Task instructions
In the listing below, find every line containing "text" and copy it out.
>> BEGIN Records shown
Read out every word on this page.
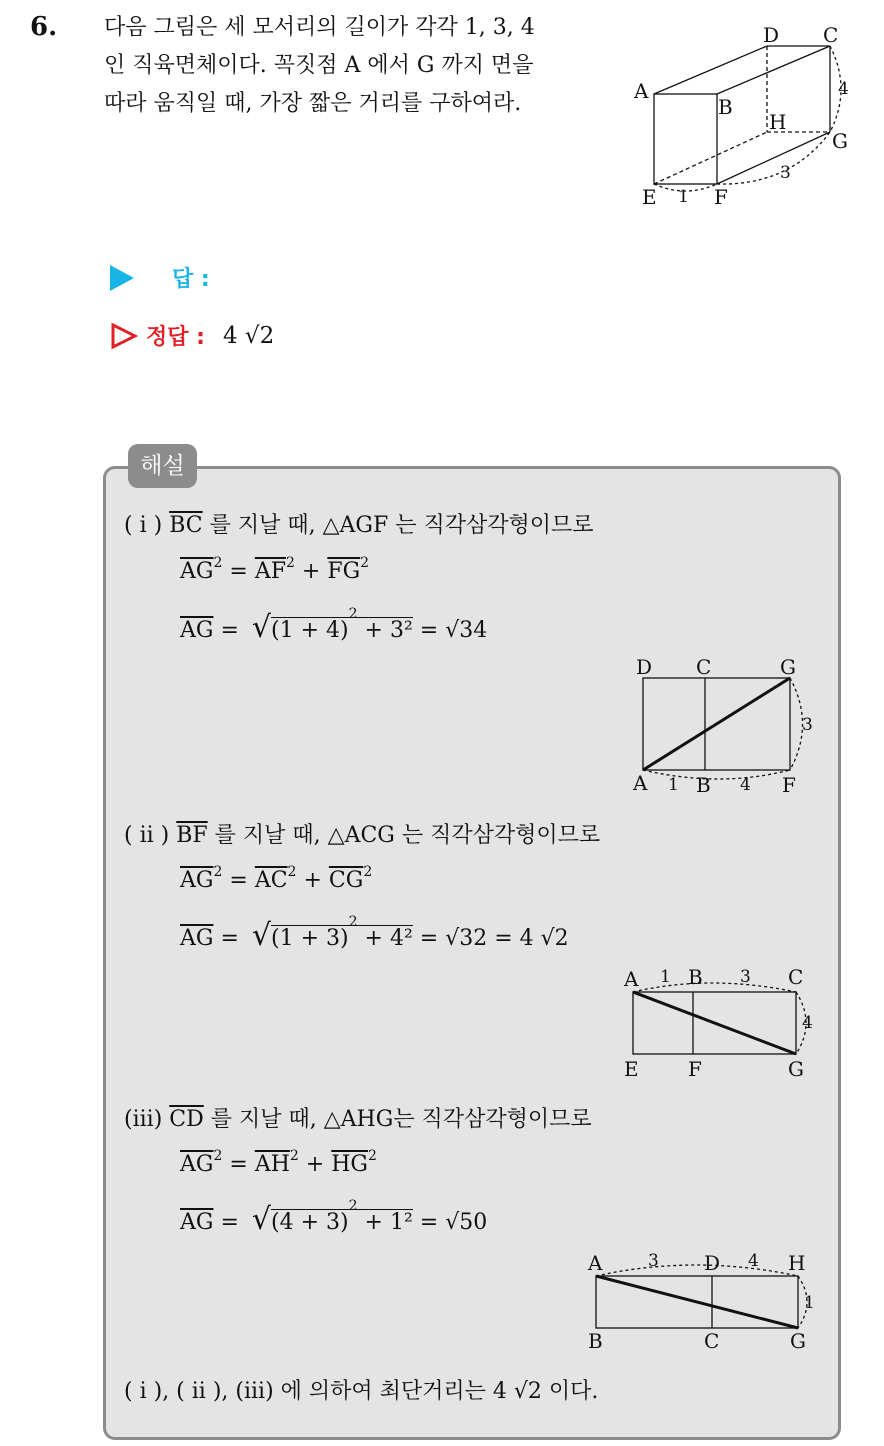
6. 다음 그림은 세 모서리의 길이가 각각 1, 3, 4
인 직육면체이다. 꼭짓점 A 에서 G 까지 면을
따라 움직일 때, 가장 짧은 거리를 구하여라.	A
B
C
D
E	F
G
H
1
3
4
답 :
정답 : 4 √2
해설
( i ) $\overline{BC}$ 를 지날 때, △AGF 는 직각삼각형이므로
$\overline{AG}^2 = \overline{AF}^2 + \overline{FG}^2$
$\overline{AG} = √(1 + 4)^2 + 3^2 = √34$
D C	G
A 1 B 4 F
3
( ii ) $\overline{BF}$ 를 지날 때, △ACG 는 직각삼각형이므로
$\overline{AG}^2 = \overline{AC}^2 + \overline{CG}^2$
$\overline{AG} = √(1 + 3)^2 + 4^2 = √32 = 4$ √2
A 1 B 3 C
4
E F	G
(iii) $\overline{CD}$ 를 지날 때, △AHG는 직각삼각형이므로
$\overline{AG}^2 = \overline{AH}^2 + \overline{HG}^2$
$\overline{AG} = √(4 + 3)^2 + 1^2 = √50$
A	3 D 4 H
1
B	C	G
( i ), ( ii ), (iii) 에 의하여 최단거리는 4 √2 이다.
>> END Records shown
>> BEGIN Records shown
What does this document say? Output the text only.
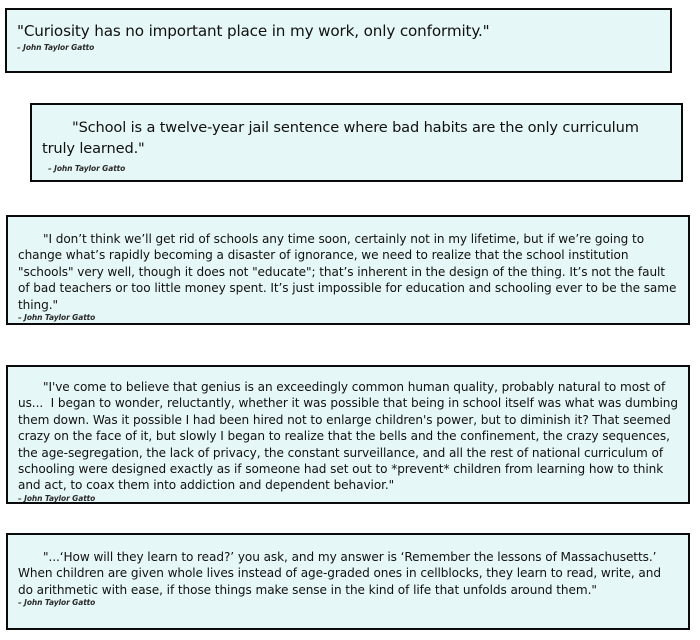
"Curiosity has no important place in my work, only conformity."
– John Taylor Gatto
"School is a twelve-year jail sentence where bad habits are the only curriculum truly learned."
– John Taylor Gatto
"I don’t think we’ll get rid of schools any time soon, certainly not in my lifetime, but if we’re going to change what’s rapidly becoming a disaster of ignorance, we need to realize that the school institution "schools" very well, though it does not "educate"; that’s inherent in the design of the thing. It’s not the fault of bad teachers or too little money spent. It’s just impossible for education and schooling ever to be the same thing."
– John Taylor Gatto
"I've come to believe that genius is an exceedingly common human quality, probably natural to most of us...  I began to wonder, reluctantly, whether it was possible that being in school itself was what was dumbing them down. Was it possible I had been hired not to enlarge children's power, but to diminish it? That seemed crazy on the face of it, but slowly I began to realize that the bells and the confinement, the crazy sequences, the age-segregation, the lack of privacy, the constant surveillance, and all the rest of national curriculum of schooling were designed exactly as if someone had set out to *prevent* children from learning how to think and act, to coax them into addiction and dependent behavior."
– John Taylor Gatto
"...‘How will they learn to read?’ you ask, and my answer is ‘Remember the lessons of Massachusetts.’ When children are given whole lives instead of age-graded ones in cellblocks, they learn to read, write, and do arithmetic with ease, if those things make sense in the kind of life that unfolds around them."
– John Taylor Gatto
>> END Records shown
>> BEGIN Records shown
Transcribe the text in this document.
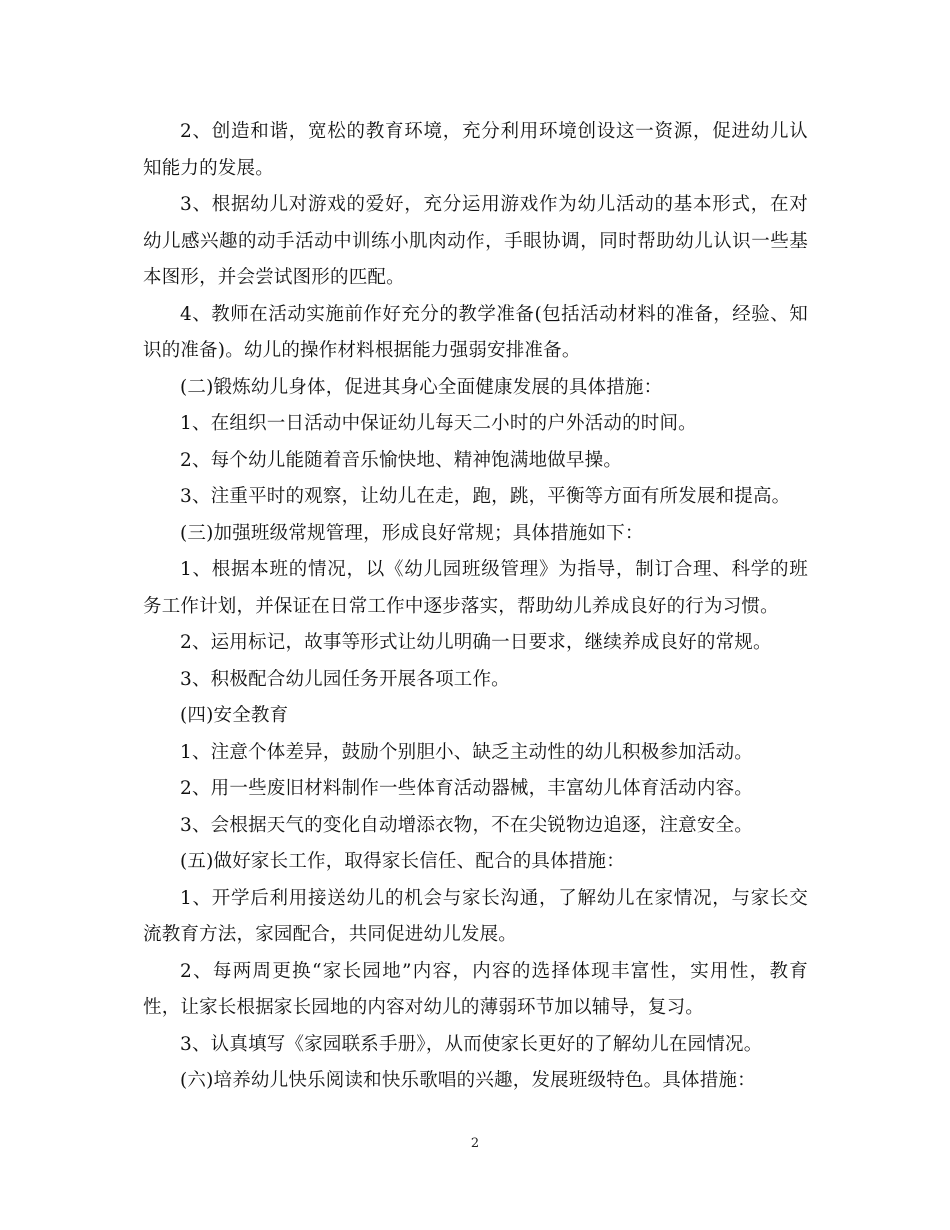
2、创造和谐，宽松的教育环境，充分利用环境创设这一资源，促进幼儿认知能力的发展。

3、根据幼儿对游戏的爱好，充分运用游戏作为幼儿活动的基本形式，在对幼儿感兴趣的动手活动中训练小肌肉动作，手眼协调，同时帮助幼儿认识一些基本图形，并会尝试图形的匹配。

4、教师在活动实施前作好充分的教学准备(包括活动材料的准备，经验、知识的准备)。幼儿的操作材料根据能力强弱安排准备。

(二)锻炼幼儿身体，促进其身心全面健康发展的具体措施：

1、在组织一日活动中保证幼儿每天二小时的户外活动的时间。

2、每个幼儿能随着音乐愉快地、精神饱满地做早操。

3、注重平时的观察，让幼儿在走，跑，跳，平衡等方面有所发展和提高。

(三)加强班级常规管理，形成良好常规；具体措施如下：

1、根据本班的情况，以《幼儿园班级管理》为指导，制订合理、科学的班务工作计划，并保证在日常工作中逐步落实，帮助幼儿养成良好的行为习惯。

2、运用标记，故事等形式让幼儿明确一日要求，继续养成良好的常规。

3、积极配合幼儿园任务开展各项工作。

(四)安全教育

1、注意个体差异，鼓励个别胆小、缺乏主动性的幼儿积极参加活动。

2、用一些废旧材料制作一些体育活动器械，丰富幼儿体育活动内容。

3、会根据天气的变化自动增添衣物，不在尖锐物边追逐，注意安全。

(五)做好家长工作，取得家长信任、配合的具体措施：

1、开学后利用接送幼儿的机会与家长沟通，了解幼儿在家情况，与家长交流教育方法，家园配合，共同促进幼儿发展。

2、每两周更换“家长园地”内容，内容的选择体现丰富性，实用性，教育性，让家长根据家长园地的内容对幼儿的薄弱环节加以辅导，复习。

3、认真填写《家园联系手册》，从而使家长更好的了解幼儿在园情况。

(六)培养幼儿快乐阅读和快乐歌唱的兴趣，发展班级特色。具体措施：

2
>> END Records shown
Correct result
What does this document say? Output the text only.
Transcribe the text in this document.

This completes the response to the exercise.